***** DATA TO USE

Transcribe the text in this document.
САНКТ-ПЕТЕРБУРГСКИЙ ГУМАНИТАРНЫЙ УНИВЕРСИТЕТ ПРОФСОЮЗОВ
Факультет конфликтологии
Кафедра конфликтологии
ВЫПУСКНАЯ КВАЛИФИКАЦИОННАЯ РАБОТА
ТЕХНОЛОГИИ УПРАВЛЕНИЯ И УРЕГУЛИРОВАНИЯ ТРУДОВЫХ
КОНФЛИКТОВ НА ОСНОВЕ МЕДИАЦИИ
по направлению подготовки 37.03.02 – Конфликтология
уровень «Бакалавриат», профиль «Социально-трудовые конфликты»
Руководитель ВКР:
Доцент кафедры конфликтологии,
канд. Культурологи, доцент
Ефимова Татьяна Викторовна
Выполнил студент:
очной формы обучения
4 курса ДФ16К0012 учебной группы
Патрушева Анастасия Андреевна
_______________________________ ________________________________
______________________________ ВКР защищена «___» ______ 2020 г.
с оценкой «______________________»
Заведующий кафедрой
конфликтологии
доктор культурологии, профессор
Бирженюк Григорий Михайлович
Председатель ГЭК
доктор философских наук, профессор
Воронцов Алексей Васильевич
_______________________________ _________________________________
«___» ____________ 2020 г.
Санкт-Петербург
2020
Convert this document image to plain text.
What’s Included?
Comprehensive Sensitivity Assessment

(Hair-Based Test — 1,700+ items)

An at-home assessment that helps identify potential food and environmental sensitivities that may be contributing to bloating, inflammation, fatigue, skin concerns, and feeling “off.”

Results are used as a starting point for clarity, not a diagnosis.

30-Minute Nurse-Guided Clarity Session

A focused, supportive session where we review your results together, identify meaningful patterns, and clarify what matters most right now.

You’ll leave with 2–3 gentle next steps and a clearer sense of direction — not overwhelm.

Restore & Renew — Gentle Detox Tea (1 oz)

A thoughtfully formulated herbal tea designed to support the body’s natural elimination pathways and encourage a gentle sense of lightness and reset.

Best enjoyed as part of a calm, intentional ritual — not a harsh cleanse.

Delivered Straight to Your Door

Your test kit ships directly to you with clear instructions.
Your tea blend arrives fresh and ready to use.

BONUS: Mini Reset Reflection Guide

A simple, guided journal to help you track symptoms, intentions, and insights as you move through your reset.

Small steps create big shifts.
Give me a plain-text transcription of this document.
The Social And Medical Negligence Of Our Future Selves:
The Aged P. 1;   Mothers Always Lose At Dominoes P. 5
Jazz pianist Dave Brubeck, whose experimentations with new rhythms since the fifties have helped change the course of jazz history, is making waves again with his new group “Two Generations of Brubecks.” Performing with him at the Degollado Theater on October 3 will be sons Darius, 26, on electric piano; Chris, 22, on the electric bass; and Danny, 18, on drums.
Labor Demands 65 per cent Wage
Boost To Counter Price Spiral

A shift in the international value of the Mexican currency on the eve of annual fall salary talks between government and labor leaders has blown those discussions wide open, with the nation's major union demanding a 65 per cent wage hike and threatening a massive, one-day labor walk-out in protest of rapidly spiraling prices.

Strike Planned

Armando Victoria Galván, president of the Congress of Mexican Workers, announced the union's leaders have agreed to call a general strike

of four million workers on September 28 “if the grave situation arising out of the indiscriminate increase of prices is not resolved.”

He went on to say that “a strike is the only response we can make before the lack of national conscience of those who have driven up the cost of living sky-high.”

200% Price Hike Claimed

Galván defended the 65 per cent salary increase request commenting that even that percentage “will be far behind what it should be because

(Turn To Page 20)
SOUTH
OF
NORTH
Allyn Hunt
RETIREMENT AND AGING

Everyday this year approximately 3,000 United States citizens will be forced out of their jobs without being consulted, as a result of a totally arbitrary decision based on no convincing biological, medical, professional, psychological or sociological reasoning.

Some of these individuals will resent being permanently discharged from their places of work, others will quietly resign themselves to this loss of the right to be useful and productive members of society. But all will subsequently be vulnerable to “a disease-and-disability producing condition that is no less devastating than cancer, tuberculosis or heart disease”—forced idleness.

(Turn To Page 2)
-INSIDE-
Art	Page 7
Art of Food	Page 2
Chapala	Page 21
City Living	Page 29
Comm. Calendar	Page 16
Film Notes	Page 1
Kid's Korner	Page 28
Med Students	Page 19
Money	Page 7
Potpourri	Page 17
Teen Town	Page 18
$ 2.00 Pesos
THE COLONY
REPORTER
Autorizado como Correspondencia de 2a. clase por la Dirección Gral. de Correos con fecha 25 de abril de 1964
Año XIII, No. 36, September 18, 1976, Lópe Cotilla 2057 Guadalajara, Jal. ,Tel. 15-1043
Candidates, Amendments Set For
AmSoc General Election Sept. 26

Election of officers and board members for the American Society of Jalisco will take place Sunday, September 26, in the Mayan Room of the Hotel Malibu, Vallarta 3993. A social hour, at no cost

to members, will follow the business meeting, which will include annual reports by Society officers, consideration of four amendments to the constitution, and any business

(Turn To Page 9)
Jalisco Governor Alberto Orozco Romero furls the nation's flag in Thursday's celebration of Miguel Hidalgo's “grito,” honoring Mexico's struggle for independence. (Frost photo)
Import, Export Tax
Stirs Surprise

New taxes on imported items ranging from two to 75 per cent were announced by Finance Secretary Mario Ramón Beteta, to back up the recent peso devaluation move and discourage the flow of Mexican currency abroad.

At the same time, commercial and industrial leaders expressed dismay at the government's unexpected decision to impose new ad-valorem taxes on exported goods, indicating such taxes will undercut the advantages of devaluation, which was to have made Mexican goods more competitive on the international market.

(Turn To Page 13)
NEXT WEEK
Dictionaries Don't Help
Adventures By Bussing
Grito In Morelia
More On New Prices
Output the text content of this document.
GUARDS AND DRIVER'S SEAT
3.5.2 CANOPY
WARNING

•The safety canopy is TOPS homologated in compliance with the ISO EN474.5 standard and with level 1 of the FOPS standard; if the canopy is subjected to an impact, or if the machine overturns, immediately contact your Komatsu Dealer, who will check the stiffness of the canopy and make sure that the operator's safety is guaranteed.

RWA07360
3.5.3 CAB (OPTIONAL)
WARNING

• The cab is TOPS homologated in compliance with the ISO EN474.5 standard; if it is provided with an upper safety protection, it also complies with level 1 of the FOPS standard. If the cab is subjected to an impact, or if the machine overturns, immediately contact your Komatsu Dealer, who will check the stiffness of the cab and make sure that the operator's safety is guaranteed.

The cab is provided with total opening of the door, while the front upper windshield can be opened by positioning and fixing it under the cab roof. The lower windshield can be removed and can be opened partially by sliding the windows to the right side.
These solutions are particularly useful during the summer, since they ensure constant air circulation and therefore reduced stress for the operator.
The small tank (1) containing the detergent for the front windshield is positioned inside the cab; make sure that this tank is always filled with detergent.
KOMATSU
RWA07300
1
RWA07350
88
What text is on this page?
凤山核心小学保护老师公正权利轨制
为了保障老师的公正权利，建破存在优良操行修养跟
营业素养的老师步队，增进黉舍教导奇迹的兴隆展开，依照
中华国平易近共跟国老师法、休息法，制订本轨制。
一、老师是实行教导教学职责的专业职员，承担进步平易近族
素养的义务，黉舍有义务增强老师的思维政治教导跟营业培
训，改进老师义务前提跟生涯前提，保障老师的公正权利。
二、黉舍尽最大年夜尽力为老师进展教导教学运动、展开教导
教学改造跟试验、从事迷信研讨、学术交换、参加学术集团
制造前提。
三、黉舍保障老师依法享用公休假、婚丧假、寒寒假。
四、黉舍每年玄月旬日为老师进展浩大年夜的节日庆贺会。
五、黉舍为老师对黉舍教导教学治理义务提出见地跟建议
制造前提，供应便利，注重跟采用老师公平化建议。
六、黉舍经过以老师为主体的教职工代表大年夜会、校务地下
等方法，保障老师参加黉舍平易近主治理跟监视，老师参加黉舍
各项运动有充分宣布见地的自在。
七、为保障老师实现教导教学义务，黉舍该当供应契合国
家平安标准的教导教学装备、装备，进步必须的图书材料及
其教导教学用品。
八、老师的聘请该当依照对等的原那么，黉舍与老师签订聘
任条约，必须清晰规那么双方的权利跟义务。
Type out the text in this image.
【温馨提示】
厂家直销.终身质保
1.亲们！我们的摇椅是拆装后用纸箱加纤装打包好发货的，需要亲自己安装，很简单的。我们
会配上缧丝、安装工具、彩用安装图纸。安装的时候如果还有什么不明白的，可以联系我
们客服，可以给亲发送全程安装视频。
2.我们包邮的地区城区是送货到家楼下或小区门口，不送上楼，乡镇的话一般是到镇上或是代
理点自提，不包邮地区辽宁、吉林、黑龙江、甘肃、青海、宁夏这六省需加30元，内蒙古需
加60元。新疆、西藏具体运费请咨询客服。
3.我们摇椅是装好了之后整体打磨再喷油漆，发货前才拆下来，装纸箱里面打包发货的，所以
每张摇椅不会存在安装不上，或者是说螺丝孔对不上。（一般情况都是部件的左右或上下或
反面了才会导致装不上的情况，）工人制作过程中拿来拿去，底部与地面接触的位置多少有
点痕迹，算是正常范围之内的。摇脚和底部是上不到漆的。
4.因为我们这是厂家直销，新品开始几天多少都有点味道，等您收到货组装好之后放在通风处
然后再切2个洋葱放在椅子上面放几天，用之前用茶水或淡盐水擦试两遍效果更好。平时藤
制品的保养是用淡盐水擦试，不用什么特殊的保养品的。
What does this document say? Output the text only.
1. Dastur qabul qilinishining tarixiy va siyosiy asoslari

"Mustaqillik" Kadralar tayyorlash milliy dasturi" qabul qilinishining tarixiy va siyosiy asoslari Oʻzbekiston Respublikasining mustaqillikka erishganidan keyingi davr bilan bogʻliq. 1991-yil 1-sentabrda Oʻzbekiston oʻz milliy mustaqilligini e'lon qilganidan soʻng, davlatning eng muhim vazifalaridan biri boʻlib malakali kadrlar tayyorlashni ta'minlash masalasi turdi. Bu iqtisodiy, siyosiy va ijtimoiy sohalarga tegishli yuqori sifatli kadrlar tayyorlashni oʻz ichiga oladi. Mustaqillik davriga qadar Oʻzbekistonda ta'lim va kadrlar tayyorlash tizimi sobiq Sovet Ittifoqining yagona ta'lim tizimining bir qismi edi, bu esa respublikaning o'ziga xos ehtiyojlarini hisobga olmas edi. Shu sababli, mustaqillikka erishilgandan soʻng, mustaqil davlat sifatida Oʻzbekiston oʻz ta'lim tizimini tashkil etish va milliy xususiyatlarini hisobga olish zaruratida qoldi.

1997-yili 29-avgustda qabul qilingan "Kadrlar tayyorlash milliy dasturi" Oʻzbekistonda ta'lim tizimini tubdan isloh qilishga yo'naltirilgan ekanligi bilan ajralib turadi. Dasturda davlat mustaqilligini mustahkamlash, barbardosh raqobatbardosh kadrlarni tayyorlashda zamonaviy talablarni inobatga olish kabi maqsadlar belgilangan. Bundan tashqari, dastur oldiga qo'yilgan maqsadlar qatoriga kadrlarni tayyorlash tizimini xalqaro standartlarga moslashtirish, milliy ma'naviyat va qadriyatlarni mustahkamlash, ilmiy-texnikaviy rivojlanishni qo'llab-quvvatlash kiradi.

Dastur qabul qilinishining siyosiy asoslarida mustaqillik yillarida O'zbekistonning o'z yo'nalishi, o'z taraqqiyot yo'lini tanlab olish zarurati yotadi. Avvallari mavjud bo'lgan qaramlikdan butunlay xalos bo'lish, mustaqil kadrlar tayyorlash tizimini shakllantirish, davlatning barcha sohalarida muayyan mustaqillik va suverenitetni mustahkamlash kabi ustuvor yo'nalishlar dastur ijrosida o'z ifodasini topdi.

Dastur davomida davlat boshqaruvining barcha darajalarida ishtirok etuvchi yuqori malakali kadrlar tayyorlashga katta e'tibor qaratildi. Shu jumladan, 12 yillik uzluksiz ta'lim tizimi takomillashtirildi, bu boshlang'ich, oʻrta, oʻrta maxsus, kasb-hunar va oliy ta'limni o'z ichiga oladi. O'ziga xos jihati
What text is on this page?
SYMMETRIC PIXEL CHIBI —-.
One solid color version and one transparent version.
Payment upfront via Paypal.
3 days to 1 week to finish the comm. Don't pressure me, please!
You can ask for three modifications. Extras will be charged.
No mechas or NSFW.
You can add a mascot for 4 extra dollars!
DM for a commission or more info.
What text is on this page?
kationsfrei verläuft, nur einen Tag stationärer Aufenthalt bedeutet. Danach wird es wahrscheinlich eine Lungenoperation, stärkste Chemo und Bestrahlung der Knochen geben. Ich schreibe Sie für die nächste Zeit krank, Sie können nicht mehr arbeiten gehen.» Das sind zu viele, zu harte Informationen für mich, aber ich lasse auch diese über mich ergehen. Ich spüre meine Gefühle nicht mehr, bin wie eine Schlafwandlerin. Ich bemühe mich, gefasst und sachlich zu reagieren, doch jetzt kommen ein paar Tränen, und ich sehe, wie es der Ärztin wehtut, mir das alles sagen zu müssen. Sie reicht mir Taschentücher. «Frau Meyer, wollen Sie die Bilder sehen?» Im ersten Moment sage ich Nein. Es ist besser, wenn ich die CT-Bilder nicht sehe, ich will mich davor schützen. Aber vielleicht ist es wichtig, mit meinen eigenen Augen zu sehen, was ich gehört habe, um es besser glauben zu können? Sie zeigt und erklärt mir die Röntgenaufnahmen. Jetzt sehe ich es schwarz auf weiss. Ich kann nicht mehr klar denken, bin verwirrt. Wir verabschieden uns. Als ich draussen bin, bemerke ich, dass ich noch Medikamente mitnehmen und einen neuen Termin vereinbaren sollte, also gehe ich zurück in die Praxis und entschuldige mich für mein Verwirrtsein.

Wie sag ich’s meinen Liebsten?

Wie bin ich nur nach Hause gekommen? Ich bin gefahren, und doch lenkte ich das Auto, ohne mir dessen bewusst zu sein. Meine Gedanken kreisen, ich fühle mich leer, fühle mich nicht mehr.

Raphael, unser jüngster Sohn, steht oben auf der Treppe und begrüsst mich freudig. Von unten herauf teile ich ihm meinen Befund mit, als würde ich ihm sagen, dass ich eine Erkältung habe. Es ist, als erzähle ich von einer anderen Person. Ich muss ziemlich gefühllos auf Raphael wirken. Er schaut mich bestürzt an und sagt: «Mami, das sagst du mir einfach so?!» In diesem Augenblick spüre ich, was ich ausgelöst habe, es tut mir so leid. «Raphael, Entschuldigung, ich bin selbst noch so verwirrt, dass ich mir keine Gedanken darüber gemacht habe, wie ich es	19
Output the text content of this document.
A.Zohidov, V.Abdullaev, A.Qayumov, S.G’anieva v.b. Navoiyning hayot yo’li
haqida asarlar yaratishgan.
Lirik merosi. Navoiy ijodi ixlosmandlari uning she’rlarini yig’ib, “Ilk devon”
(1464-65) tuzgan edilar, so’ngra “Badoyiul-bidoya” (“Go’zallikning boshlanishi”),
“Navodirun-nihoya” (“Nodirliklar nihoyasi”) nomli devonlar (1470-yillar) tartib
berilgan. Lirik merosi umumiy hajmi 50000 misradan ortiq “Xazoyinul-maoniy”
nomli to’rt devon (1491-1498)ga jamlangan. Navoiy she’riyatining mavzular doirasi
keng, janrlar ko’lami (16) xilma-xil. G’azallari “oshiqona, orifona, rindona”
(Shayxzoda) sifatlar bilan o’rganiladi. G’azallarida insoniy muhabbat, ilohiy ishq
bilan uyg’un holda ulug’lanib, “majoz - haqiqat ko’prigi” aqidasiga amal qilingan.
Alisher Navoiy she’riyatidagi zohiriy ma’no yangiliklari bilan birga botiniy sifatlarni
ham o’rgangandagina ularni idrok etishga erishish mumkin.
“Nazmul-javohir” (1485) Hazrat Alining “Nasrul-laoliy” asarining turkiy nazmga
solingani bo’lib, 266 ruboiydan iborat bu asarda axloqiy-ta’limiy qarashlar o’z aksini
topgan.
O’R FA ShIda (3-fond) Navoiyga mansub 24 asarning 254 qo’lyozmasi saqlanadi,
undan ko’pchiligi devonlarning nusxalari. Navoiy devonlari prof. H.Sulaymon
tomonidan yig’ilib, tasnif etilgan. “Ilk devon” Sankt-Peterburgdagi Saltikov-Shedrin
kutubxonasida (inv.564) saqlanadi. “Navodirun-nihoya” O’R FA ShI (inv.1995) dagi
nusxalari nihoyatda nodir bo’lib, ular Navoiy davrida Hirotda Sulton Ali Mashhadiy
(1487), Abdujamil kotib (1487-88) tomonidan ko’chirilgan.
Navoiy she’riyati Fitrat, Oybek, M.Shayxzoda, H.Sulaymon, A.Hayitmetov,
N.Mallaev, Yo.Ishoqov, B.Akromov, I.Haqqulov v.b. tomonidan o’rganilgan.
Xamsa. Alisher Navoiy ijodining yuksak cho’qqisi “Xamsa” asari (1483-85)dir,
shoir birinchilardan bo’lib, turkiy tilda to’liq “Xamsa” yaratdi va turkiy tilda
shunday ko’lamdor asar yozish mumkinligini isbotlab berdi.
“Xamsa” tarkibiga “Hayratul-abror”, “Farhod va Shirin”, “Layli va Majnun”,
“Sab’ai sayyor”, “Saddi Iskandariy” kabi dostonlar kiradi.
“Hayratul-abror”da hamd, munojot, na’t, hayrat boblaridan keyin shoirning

**********

[WRITTEN EXERCISE] Within the data above, pick out all lines holding the word "their".

[WRITTEN REPLY]
Everyday this year approximately 3,000 United States citizens will be forced out of their jobs without being consulted, as a result of a totally arbitrary decision based on no convincing biological, medical, professional, psychological or sociological reasoning.
Some of these individuals will resent being permanently discharged from their places of work, others will quietly resign themselves to this loss of the right to be useful and productive members of society. But all will subsequently be vulnerable to “a disease-and-disability producing condition that is no less devastating than cancer, tuberculosis or heart disease”—forced idleness.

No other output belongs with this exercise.